▶ WHAT THE TASK ASKS
Copy every line that contains the string "speed" from the entries below.

▶ WORKING DATA

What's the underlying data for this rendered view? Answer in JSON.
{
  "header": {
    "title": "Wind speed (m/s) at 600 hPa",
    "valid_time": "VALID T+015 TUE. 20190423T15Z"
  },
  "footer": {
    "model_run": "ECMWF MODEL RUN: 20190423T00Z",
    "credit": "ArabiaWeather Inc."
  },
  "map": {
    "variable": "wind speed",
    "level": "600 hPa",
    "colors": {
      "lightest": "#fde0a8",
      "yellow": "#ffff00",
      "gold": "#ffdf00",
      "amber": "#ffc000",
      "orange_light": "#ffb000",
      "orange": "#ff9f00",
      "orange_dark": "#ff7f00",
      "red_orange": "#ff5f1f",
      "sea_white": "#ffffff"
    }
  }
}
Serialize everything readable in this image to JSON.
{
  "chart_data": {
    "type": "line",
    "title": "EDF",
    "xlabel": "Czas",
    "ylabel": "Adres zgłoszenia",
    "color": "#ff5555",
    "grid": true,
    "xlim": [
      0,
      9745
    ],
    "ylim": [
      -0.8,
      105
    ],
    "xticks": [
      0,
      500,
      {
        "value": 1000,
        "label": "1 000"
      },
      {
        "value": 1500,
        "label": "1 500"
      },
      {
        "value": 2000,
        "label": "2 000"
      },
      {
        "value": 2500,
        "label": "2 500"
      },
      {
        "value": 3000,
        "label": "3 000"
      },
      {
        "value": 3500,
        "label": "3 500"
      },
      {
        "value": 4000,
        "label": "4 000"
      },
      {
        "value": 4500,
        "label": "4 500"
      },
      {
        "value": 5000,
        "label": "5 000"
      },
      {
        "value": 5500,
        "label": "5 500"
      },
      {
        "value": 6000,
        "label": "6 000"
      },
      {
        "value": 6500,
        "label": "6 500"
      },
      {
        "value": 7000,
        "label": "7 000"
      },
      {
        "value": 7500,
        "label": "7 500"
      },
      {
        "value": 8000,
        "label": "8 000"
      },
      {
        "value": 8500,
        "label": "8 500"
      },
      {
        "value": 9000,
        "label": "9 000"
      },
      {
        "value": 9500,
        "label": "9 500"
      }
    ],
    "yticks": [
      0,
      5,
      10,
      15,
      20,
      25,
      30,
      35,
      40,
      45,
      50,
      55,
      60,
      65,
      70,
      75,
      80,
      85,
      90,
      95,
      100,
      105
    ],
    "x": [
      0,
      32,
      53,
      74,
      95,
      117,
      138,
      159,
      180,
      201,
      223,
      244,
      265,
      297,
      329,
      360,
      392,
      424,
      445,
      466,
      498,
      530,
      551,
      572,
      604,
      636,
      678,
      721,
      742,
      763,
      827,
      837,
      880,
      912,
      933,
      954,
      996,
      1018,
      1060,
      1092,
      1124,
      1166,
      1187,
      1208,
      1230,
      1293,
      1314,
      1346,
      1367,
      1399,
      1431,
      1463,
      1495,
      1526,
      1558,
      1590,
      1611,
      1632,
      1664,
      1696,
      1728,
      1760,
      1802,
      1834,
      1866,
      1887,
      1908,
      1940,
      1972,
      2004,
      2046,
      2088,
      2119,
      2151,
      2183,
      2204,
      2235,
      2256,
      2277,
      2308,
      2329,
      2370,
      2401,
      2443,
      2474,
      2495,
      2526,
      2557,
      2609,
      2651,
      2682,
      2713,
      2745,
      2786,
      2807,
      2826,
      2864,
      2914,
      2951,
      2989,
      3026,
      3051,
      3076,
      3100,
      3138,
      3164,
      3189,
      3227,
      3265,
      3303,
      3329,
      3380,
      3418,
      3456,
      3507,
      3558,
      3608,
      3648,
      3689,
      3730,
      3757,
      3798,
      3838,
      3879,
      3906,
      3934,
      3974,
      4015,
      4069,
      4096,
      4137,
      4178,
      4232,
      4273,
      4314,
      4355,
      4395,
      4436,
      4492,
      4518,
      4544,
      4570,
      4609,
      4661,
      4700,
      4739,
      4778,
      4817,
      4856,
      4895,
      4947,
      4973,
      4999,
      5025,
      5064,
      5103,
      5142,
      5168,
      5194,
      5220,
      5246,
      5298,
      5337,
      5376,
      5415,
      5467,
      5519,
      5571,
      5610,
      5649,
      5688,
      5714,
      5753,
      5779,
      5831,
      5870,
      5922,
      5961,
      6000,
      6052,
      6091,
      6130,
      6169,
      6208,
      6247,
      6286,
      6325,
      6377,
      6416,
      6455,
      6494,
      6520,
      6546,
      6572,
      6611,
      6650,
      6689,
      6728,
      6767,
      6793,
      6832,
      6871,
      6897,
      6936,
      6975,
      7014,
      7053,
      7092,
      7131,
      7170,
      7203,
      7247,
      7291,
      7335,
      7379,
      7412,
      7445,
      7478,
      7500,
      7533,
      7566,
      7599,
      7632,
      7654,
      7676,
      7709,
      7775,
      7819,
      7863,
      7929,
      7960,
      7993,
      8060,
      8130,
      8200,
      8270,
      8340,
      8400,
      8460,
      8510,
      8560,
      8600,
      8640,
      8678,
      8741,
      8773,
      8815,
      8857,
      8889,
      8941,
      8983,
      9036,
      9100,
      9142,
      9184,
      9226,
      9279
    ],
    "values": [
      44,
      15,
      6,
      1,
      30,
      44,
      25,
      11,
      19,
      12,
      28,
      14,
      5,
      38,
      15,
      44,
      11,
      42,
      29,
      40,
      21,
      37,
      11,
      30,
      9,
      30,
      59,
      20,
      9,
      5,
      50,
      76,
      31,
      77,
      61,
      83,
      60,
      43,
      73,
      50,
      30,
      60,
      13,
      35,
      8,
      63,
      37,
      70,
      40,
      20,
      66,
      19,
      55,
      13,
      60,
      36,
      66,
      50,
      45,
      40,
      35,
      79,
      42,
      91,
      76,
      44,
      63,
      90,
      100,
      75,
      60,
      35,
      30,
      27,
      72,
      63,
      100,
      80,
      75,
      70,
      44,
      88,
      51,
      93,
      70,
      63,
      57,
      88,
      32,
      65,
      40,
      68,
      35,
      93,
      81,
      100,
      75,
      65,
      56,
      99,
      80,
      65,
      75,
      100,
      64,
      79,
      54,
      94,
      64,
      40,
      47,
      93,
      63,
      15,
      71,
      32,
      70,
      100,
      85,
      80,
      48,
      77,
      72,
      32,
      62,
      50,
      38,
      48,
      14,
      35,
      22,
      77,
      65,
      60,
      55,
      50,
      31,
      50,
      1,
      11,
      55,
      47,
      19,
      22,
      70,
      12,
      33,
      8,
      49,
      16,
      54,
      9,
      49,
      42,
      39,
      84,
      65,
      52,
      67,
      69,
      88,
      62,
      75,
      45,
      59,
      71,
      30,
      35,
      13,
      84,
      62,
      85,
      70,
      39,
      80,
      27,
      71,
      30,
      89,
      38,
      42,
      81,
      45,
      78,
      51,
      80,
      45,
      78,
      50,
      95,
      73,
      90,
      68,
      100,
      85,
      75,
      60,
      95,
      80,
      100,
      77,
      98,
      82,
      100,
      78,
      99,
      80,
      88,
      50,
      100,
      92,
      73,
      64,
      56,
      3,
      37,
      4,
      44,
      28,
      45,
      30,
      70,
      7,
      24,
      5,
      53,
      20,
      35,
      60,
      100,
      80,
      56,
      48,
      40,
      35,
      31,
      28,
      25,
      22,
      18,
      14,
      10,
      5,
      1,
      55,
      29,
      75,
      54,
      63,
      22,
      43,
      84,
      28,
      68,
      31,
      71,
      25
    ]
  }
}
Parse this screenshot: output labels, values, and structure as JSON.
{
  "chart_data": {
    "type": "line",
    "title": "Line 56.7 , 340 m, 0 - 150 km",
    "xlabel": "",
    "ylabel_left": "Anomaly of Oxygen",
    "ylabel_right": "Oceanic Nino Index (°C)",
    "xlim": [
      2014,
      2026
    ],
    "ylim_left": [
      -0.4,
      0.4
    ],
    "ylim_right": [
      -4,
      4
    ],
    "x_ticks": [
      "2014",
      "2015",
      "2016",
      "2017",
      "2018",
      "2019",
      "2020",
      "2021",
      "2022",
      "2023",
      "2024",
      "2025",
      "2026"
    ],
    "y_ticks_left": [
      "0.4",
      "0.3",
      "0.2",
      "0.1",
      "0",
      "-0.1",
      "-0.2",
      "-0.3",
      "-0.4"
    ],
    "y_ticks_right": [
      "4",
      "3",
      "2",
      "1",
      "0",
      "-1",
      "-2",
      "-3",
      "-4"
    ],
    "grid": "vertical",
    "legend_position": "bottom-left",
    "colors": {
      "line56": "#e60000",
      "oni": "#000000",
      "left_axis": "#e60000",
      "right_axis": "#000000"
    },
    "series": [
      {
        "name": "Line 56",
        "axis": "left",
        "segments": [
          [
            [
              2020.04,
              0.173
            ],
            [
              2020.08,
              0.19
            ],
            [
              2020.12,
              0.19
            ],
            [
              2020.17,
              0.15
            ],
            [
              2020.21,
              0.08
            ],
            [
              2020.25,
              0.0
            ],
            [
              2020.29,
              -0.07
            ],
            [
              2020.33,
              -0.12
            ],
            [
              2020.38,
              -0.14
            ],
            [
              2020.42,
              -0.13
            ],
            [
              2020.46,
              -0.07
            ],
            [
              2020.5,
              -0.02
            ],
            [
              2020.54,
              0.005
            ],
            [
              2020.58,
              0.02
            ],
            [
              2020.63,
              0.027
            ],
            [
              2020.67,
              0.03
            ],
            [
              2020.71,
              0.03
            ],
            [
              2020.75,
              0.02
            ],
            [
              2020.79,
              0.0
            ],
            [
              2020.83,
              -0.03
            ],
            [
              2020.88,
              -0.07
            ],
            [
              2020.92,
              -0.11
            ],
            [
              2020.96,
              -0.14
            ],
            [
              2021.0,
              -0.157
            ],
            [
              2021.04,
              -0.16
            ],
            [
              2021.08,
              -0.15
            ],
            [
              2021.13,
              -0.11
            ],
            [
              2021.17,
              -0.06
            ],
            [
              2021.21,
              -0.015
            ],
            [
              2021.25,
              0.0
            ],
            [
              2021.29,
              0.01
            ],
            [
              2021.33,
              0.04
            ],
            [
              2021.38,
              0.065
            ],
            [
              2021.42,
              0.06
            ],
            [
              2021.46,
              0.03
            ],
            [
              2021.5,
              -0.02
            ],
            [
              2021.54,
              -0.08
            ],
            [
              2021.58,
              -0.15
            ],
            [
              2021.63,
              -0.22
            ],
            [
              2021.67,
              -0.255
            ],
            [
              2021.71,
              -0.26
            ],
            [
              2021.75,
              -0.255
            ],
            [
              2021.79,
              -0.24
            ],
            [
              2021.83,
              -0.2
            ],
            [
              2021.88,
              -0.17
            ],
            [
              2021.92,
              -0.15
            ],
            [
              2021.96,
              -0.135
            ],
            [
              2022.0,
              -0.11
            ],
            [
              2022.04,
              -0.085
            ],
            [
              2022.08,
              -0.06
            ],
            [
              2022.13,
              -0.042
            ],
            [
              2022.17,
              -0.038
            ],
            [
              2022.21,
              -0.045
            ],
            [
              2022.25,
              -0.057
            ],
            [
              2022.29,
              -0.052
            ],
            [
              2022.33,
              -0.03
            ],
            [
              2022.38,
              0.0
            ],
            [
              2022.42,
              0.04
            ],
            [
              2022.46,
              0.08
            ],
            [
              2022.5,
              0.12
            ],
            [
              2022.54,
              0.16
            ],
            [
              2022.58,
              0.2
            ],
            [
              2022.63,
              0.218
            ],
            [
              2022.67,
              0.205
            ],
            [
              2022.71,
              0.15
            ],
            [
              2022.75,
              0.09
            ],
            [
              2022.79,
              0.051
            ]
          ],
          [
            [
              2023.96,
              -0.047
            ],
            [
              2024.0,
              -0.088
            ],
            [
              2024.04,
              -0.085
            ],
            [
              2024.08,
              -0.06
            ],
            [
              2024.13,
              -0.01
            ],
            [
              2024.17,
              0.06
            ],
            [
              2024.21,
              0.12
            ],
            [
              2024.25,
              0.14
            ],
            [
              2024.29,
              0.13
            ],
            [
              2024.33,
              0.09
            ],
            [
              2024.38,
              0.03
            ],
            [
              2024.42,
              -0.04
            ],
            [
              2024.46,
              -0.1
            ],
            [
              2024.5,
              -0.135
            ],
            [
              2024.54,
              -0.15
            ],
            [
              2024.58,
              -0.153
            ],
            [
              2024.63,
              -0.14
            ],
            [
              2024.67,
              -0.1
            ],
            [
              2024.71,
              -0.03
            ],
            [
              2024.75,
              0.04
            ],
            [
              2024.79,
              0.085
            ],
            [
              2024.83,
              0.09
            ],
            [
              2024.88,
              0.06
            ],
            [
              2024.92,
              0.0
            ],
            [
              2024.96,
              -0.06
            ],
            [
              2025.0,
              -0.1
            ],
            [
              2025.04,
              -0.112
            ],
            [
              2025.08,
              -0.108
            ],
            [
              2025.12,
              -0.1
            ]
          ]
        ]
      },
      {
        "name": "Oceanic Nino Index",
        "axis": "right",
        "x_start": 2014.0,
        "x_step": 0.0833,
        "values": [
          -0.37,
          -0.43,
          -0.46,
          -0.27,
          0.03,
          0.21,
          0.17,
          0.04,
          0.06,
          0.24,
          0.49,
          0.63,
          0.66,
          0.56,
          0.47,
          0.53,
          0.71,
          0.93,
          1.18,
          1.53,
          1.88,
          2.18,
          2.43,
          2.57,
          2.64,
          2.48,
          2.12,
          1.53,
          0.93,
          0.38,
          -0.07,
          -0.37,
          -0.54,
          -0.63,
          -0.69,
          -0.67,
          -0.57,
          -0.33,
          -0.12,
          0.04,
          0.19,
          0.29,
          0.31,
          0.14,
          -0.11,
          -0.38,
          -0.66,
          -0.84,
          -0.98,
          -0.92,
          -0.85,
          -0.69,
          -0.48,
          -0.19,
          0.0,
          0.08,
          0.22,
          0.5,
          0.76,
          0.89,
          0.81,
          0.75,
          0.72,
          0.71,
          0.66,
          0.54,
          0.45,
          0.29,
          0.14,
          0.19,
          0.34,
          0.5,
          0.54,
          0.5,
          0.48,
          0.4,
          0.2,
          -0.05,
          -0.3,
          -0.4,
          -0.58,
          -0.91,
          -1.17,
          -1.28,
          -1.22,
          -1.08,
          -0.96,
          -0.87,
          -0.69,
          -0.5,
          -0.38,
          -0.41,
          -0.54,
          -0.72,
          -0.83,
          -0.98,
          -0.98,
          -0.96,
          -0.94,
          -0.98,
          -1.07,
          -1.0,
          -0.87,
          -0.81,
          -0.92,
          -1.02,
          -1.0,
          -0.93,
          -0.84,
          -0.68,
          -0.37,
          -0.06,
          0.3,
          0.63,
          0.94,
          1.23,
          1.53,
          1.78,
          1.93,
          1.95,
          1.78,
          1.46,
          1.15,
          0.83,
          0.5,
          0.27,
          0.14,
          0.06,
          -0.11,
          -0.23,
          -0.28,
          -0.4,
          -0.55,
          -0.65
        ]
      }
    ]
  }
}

▶ EXPECTED ANSWER
    "title": "Wind speed (m/s) at 600 hPa",
    "variable": "wind speed",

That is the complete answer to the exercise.